** Start **

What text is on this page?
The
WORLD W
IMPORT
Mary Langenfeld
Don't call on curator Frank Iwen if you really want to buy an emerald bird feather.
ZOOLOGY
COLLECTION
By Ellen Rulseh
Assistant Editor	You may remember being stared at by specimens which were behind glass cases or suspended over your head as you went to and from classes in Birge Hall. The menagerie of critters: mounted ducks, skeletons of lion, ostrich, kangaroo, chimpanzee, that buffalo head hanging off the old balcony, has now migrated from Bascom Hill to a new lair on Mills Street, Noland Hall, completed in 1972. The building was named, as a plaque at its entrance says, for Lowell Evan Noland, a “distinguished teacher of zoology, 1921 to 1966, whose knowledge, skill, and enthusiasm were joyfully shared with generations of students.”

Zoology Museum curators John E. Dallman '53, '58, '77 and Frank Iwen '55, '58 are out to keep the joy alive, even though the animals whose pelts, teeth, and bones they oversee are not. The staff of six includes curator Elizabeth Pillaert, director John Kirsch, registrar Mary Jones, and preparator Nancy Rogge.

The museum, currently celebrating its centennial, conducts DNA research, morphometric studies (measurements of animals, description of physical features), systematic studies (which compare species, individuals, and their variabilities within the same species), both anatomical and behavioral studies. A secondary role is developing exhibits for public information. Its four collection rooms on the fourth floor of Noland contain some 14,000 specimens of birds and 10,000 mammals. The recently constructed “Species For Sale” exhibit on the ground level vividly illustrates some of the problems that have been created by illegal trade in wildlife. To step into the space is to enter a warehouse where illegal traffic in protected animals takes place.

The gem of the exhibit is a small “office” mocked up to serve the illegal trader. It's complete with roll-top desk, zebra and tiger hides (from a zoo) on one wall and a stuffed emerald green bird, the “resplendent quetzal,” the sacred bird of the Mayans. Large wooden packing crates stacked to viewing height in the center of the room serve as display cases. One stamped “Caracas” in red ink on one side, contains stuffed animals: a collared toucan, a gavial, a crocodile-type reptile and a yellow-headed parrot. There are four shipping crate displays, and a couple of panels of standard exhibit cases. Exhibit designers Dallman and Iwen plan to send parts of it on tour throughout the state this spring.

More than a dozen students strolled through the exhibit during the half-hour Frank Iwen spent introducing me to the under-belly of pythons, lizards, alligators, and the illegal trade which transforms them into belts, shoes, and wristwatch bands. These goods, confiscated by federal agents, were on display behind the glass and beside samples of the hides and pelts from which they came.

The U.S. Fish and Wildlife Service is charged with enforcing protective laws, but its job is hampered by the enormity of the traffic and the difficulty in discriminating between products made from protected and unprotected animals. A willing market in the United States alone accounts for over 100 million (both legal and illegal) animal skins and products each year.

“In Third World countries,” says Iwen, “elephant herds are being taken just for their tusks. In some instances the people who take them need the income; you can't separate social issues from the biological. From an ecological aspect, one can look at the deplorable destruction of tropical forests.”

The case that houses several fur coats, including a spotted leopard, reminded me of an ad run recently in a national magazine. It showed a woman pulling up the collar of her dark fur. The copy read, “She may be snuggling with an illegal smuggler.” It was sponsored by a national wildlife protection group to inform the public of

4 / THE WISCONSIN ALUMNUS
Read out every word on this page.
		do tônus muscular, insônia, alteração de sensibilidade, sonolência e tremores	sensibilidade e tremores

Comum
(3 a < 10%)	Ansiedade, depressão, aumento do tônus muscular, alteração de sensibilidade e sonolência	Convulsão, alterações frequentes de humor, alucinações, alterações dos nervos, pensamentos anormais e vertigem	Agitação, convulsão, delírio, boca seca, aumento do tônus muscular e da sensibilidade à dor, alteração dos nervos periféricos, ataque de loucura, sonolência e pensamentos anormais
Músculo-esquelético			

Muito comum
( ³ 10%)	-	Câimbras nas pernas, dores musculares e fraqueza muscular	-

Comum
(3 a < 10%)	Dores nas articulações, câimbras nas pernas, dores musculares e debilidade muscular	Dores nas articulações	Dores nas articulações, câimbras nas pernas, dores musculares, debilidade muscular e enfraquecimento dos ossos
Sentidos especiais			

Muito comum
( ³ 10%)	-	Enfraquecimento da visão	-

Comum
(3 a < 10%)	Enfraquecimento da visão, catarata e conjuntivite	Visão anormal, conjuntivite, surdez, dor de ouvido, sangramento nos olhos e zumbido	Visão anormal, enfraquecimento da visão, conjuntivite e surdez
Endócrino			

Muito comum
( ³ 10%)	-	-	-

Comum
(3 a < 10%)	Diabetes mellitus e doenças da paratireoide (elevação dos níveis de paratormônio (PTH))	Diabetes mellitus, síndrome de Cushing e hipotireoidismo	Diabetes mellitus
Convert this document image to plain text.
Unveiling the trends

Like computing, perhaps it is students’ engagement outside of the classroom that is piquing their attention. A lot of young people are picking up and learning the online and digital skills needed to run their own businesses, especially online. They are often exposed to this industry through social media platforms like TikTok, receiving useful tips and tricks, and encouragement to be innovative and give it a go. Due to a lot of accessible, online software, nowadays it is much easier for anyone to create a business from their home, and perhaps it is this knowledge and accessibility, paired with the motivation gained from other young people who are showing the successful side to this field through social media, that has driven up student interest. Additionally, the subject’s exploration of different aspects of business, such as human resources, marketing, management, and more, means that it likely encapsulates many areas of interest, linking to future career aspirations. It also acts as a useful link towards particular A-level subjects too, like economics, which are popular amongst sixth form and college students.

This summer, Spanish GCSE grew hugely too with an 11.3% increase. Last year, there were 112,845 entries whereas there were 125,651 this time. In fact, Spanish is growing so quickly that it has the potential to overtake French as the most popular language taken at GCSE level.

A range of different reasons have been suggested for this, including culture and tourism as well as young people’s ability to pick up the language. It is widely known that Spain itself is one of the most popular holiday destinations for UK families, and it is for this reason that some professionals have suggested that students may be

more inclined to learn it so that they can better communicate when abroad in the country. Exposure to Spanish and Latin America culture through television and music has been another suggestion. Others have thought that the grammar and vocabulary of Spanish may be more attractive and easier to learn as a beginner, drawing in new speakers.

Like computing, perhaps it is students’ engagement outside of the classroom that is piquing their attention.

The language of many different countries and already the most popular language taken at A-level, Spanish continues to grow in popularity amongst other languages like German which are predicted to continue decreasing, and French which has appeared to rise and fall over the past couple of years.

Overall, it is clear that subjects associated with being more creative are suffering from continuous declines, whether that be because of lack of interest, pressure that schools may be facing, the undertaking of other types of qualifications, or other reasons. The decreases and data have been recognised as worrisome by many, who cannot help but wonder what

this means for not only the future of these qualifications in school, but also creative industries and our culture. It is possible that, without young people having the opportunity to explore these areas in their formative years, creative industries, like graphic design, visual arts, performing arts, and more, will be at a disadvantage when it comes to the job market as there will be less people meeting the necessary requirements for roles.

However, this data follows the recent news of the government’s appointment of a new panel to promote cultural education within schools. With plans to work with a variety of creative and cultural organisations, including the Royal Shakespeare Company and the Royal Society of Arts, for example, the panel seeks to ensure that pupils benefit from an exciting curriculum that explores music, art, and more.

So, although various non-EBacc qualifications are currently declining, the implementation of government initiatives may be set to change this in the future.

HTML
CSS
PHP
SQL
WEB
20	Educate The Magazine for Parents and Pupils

** End **

_OBJECTIVE:_ In the entries above, count each line with "outside"; reply with the total only.

_RESPONSE FOR THIS EXERCISE:_ 2